» BRIEF 1
List the series that the television column says The Sopranos and The Wire opened doors for.
» BRIEF 2
Please print the part of the television column that opens with the words containing "LIAM announced he" and closes with "Atlantic)... Nathalie Emmanuel...".
» BRIEF 3
Proceed with the television column, picking up after its last line.

The Sopranos and The Wire inspired a new golden age of TV drama,
opening doors for quality series such as The Shield, The West
Wing, Breaking Bad and Mad Men. Yet the Beeb, featherbedded
by the licence fee, prefers to lazily churn out soapy melodramas,
appalling comedies, sinking soaps and sewing bees tailor-made
for yawns. Have they no vision, no ambition? The BBC has many
problems – trust, bias, pointless empire building. But the real
test for new boss Tony Hall is: can he kick-start creativity?
It’s been a long time since Del-Boy, House Of Cards and Boys
From The Blackstuff. Even Bodies and The Office feel like distant
memories.
LIAM announced he was moving in with dad, Fick Rick on EastEnders;
although if he really wanted to disappear under the radar, he’d
just try and win The Voice. Bianca was horrified. But at least
she wouldn’t have had to fork out for his new school uniform
(stab vest, attack alarm, Mace... ). If the streets are mean,
life at Walford High is just as dangerous. I hear the school
canteen is introducing triangular flapjacks. Liam’s teacher
is going to ask him to write an essay, ‘What I did over Easter’.
Well I say essay, it’s more like a police witness statement.
HOT on TV: Game Of Thrones (Sky Atlantic)... Nathalie Emmanuel...

[Page segmentation data]
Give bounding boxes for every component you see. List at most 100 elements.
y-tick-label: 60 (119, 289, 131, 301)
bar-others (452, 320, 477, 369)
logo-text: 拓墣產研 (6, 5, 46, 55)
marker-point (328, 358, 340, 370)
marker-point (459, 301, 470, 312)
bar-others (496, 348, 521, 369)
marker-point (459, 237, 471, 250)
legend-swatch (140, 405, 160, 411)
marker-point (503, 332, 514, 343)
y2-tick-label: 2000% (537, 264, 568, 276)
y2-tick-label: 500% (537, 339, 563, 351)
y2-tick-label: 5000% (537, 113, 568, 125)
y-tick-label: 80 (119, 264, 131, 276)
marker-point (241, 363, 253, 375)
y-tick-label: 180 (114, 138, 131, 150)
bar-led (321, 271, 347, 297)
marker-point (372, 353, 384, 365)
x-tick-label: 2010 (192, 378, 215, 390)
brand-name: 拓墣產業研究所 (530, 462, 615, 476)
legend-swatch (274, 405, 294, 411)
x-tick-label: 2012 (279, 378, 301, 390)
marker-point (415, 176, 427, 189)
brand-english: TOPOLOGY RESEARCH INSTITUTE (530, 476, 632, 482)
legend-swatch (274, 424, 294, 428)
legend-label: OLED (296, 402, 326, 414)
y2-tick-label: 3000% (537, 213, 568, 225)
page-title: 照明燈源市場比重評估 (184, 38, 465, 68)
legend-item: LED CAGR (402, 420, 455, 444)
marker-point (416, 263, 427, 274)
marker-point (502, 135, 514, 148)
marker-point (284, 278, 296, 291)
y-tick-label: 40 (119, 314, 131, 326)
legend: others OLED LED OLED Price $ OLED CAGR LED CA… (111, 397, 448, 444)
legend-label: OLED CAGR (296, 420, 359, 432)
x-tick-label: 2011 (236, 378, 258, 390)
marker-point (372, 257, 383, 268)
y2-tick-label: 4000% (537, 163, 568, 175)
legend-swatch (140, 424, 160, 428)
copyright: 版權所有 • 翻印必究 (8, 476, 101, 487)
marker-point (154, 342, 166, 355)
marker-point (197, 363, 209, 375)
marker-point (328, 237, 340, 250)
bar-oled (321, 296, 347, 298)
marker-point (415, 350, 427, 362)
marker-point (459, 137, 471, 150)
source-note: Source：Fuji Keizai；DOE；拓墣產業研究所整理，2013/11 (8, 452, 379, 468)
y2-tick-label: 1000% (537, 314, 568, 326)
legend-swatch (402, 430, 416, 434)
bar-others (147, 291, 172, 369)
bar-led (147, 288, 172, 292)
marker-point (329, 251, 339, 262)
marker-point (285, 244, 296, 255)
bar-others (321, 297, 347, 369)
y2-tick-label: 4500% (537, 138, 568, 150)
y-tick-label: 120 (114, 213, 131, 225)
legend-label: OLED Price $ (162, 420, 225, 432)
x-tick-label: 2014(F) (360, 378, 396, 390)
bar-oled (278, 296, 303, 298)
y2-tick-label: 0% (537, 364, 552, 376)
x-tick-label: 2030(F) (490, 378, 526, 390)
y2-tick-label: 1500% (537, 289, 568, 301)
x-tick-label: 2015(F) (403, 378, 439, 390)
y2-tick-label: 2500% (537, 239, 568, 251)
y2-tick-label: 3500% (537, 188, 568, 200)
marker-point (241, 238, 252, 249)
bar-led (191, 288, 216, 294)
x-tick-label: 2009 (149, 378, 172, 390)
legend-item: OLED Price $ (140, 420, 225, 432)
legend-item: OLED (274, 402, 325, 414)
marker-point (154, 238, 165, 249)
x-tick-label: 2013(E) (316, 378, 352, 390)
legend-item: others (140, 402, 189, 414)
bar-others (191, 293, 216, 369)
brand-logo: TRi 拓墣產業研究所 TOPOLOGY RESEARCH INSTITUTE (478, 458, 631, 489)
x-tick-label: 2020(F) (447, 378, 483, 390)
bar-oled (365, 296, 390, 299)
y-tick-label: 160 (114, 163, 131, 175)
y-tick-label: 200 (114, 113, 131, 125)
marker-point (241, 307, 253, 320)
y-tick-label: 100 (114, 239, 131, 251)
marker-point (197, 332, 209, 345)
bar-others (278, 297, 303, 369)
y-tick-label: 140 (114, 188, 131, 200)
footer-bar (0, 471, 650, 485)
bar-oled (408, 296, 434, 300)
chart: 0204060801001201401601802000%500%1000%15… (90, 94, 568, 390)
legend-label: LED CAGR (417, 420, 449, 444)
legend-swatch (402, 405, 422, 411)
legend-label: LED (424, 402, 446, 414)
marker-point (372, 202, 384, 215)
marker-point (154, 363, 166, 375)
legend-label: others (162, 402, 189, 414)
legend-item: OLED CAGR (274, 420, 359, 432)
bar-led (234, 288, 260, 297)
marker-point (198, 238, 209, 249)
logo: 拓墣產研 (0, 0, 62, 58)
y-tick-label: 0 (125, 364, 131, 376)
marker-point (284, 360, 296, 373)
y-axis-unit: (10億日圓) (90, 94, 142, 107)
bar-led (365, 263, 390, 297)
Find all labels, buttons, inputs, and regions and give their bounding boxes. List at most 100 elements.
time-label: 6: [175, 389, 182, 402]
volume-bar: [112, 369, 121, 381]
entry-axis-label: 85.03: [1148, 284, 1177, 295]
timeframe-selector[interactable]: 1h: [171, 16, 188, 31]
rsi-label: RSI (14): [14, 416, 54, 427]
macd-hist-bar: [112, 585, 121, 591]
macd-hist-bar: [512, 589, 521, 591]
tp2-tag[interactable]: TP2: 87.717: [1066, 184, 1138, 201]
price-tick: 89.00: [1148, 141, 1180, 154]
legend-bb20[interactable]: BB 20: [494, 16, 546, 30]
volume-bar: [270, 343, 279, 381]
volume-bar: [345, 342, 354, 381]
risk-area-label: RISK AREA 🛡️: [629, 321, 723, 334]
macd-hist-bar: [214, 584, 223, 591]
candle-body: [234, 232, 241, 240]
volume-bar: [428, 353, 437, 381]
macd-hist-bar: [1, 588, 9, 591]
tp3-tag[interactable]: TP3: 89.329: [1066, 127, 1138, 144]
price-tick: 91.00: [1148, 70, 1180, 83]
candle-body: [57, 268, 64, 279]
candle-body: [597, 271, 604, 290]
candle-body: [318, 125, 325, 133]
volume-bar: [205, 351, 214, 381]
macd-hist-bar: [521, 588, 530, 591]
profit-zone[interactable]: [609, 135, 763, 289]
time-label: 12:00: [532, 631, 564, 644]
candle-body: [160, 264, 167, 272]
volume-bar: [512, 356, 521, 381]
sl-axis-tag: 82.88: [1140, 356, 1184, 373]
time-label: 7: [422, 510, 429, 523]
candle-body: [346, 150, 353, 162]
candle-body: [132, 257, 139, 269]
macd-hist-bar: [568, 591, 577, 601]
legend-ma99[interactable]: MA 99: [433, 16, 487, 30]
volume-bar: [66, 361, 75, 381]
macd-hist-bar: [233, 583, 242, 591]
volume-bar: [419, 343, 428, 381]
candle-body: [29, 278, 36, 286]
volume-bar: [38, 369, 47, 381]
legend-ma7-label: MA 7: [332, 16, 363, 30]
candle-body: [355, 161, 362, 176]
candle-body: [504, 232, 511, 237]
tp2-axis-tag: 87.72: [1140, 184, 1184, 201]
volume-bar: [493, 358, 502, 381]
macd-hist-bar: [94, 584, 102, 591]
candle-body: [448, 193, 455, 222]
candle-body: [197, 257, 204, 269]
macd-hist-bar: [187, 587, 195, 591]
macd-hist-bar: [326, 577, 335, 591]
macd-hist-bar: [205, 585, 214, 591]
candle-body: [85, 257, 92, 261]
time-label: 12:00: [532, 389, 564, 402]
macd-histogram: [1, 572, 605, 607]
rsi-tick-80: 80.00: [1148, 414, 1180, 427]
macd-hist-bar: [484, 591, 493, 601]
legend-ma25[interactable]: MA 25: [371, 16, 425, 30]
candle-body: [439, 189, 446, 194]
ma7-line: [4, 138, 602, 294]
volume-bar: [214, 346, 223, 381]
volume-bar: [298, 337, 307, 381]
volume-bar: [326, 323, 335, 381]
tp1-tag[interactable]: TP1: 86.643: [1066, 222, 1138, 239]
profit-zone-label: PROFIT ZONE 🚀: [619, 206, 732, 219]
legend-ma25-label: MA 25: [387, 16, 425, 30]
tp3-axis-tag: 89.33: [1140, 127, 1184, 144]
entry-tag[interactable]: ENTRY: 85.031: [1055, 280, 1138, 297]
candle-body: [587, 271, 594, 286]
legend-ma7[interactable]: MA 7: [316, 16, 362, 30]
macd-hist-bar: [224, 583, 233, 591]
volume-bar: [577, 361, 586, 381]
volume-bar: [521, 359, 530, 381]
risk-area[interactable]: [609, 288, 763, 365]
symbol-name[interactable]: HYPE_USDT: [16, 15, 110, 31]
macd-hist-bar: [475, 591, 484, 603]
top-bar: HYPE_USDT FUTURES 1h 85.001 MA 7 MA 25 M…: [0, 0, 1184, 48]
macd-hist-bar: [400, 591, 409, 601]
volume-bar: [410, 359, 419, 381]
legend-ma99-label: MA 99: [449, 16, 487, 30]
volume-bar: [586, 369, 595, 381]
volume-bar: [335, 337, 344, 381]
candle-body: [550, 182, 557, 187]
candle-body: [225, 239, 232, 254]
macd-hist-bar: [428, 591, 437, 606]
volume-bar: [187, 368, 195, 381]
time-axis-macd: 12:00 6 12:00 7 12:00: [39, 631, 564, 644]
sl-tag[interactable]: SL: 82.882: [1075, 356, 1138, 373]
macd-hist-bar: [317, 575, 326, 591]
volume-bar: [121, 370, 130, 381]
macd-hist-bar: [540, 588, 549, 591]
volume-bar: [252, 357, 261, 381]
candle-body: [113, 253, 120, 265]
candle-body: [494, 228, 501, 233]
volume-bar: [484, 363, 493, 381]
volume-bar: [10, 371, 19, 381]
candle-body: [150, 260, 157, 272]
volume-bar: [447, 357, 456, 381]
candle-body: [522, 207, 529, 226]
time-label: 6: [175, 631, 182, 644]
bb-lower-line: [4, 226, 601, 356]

» EXERCISE RESPONSE 1
The Shield, The West Wing, Breaking Bad, Mad Men

» EXERCISE RESPONSE 2
LIAM announced he was moving in with dad, Fick Rick on EastEnders;
although if he really wanted to disappear under the radar, he’d
just try and win The Voice. Bianca was horrified. But at least
she wouldn’t have had to fork out for his new school uniform
(stab vest, attack alarm, Mace... ). If the streets are mean,
life at Walford High is just as dangerous. I hear the school
canteen is introducing triangular flapjacks. Liam’s teacher
is going to ask him to write an essay, ‘What I did over Easter’.
Well I say essay, it’s more like a police witness statement.
HOT on TV: Game Of Thrones (Sky Atlantic)... Nathalie Emmanuel...

» EXERCISE RESPONSE 3
Nicola Walker (Scott & Bailey)... Boss (More4).
ROT on TV: It’s Kevin – it’s still cobblers... The Intern
– I’m out... The Great British Sewing Bee – sew-sew... Mindy’s
chipmunk voice (Mindy Project)... Heading Out – don’t come back.
*THEY had a cruel alien parasite god on Doctor Who, fed by
song and human souls. In a related story, next Saturday Simon
Cowell returns with Britain’s Got Talent.
*I COULDN’T watch Dogging Tales at home. So I gave next door
the preview DVD and watched it through their French windows.
*ONE old trout said she saw random sex with strangers as “foreplay”
before bedding her husband. Wasn’t that Kat Moon’s defence?
*A PET dog ate through its dead owner’s neck to relieve her
of her head on Scott & Bailey. Did it also eat the script parts
for believable male coppers?
*IT was Decapitation Week on telly. I spotted five headless
corpses – sadly Mick Philpott wasn’t one of them.
*SHAMPOO manufacturers missed a trick. They should have launched
a new product: Headless & Shoulders. Or perhaps just Shoulders.
*NO! Moaning rat-bag Sunita is dead on Corrie. I don’t know
whether to be elated or delighted. Still at least it leaves
the door open for Maya to return. OK, yes they called her ‘Mad’
but was she really any crazier than Tracy/Kirsty/Jackie Dobbs?
*RECREATE the Revolution experience! Watch the show in the
dark with the telly off. It’s much more exciting.
RANDOM irritations: Doctor Who’s speechifying. The Voice’s
poor contender-to-padding ratio. Jonathan Creek disappearing
up shit creek. Alan Davies’s acting – he puts the ‘duff’ in
duffle coat. The notion of the State bumping off a British satirist
– they’re so toothless, why bother?
SMALL joys of TV: Animal masks on Dogging Tale – like Springwatch
for perverts. Crixus’s last stand (Spartacus). The egg-swallowing
snake (Easter Eggs Live) – it’d make Linda Lovelace’s eyes water.
Slave army negotiations (Game Of Thrones).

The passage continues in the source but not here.